• [DIRECTIONS]: Make an exact copy of the records, dropping all pictures.

[Data listing]
++++
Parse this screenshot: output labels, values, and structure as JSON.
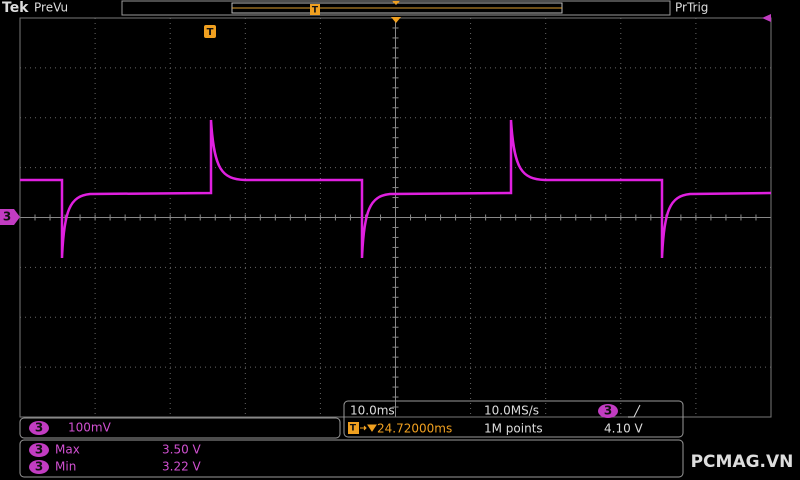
{
  "header": {
    "brand": "Tek",
    "mode": "PreVu",
    "trigger_status": "PrTrig"
  },
  "markers": {
    "trigger": "T",
    "channel": "3"
  },
  "channel_panel": {
    "channel": "3",
    "scale": "100mV"
  },
  "timebase": {
    "scale": "10.0ms",
    "sample_rate": "10.0MS/s",
    "position": "24.72000ms",
    "record_length": "1M points"
  },
  "trigger": {
    "channel": "3",
    "level": "4.10 V"
  },
  "measurements": [
    {
      "channel": "3",
      "label": "Max",
      "value": "3.50 V"
    },
    {
      "channel": "3",
      "label": "Min",
      "value": "3.22 V"
    }
  ],
  "watermark": "PCMAG.VN"
}
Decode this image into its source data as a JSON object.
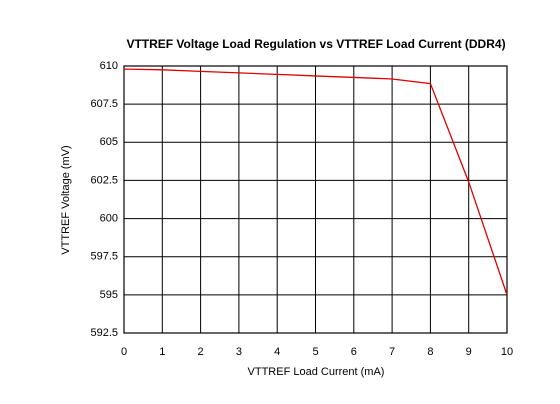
++++
• [EXPECTED ANSWER]:
Parse this screenshot: output labels, values, and structure as JSON.
{
  "header": {
    "brand": "Tek",
    "mode": "PreVu",
    "trigger_status": "PrTrig"
  },
  "markers": {
    "trigger": "T",
    "channel": "3"
  },
  "channel_panel": {
    "channel": "3",
    "scale": "100mV"
  },
  "timebase": {
    "scale": "10.0ms",
    "sample_rate": "10.0MS/s",
    "position": "24.72000ms",
    "record_length": "1M points"
  },
  "trigger": {
    "channel": "3",
    "level": "4.10 V"
  },
  "measurements": [
    {
      "channel": "3",
      "label": "Max",
      "value": "3.50 V"
    },
    {
      "channel": "3",
      "label": "Min",
      "value": "3.22 V"
    }
  ],
  "watermark": "PCMAG.VN"
}
Decode this image into its source data as a JSON object.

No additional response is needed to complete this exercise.